Exercise data ▸
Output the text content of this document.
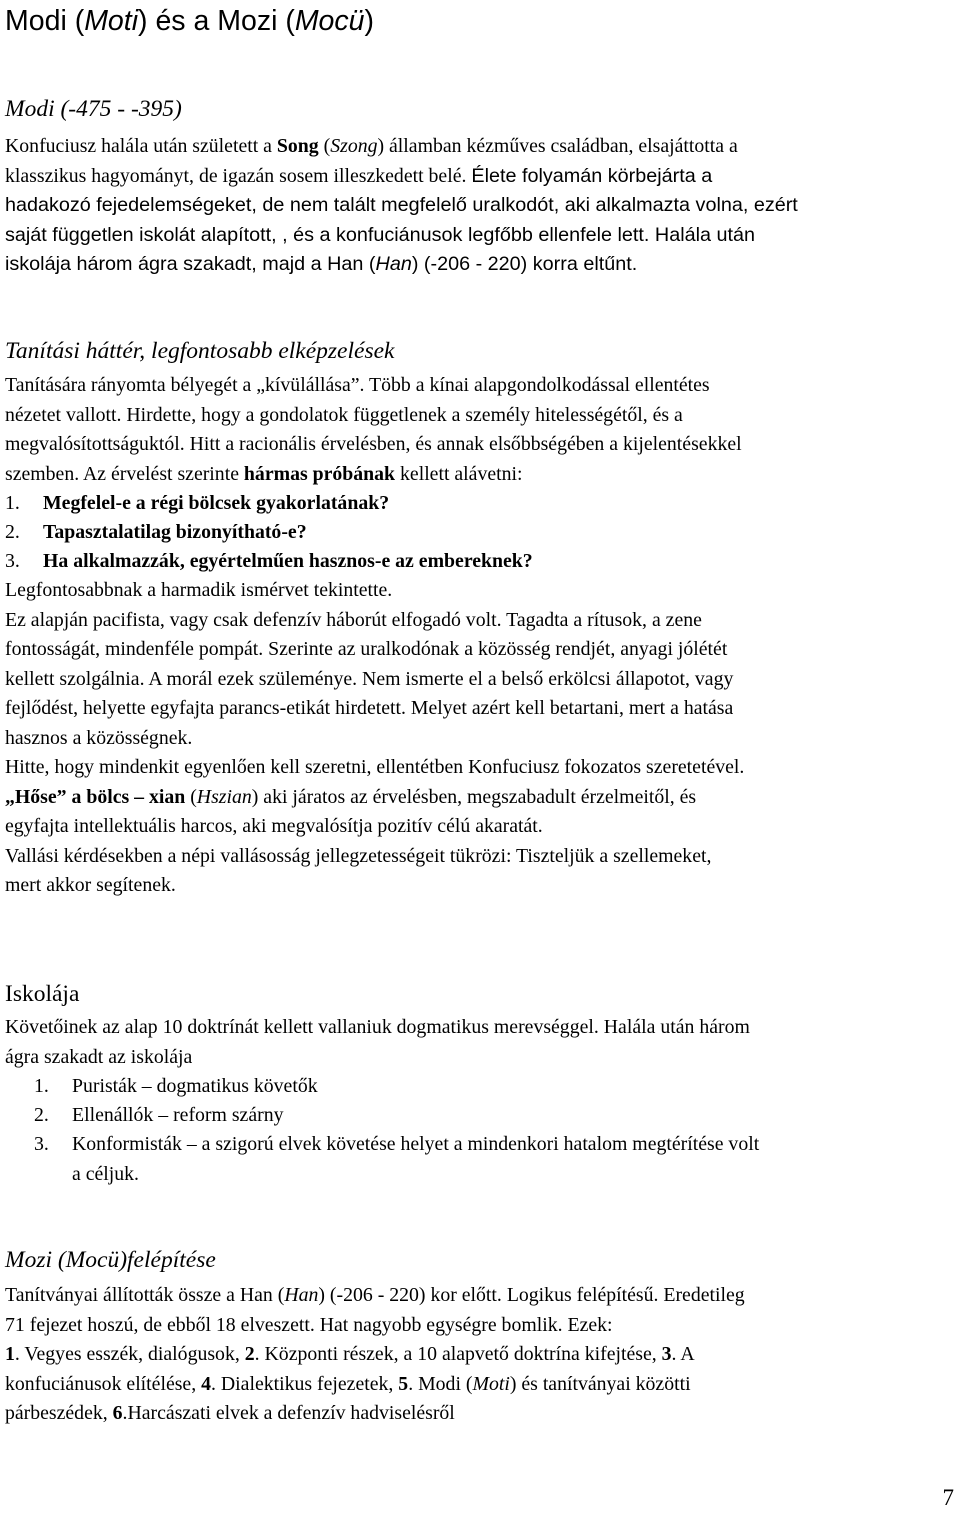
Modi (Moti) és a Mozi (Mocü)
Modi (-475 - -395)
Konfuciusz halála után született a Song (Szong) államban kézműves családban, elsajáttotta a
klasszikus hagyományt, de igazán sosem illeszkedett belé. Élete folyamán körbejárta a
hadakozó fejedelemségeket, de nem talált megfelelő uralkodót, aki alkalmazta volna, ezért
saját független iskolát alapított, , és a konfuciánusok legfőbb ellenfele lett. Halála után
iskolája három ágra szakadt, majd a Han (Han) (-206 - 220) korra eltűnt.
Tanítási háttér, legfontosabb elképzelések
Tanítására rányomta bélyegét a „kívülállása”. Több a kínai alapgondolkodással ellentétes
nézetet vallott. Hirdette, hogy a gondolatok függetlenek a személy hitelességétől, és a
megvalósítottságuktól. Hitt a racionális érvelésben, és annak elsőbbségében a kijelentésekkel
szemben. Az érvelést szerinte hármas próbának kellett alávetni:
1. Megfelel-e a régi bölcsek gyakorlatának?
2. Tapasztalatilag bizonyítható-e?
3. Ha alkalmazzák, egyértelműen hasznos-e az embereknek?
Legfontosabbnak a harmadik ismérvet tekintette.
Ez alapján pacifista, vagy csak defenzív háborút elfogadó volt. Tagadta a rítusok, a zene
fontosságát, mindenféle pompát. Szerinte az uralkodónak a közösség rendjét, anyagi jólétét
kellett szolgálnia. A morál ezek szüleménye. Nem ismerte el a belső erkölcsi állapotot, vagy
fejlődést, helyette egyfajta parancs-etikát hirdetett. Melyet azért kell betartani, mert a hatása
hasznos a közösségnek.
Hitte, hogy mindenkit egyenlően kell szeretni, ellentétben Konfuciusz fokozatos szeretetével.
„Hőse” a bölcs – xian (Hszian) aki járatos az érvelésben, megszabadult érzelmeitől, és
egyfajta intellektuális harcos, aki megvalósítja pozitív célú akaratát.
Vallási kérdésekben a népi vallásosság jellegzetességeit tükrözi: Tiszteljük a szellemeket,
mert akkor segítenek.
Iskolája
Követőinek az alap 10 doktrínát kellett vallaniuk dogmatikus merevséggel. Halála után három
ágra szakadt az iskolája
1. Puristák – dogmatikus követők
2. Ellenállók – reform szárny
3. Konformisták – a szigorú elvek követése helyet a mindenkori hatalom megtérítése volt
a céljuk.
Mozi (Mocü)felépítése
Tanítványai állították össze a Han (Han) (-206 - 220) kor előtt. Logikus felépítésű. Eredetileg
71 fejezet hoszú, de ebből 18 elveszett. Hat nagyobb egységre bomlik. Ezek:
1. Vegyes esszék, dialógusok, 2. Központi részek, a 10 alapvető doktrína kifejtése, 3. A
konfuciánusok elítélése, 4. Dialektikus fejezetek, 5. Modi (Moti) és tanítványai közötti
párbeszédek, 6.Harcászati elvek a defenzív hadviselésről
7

What the exercise asks ▸
Repeat the records in full, exactly as they appear, without the pictures.

Response ▸
Output the text content of this document.
Modi (Moti) és a Mozi (Mocü)
Modi (-475 - -395)
Konfuciusz halála után született a Song (Szong) államban kézműves családban, elsajáttotta a
klasszikus hagyományt, de igazán sosem illeszkedett belé. Élete folyamán körbejárta a
hadakozó fejedelemségeket, de nem talált megfelelő uralkodót, aki alkalmazta volna, ezért
saját független iskolát alapított, , és a konfuciánusok legfőbb ellenfele lett. Halála után
iskolája három ágra szakadt, majd a Han (Han) (-206 - 220) korra eltűnt.
Tanítási háttér, legfontosabb elképzelések
Tanítására rányomta bélyegét a „kívülállása”. Több a kínai alapgondolkodással ellentétes
nézetet vallott. Hirdette, hogy a gondolatok függetlenek a személy hitelességétől, és a
megvalósítottságuktól. Hitt a racionális érvelésben, és annak elsőbbségében a kijelentésekkel
szemben. Az érvelést szerinte hármas próbának kellett alávetni:
1. Megfelel-e a régi bölcsek gyakorlatának?
2. Tapasztalatilag bizonyítható-e?
3. Ha alkalmazzák, egyértelműen hasznos-e az embereknek?
Legfontosabbnak a harmadik ismérvet tekintette.
Ez alapján pacifista, vagy csak defenzív háborút elfogadó volt. Tagadta a rítusok, a zene
fontosságát, mindenféle pompát. Szerinte az uralkodónak a közösség rendjét, anyagi jólétét
kellett szolgálnia. A morál ezek szüleménye. Nem ismerte el a belső erkölcsi állapotot, vagy
fejlődést, helyette egyfajta parancs-etikát hirdetett. Melyet azért kell betartani, mert a hatása
hasznos a közösségnek.
Hitte, hogy mindenkit egyenlően kell szeretni, ellentétben Konfuciusz fokozatos szeretetével.
„Hőse” a bölcs – xian (Hszian) aki járatos az érvelésben, megszabadult érzelmeitől, és
egyfajta intellektuális harcos, aki megvalósítja pozitív célú akaratát.
Vallási kérdésekben a népi vallásosság jellegzetességeit tükrözi: Tiszteljük a szellemeket,
mert akkor segítenek.
Iskolája
Követőinek az alap 10 doktrínát kellett vallaniuk dogmatikus merevséggel. Halála után három
ágra szakadt az iskolája
1. Puristák – dogmatikus követők
2. Ellenállók – reform szárny
3. Konformisták – a szigorú elvek követése helyet a mindenkori hatalom megtérítése volt
a céljuk.
Mozi (Mocü)felépítése
Tanítványai állították össze a Han (Han) (-206 - 220) kor előtt. Logikus felépítésű. Eredetileg
71 fejezet hoszú, de ebből 18 elveszett. Hat nagyobb egységre bomlik. Ezek:
1. Vegyes esszék, dialógusok, 2. Központi részek, a 10 alapvető doktrína kifejtése, 3. A
konfuciánusok elítélése, 4. Dialektikus fejezetek, 5. Modi (Moti) és tanítványai közötti
párbeszédek, 6.Harcászati elvek a defenzív hadviselésről
7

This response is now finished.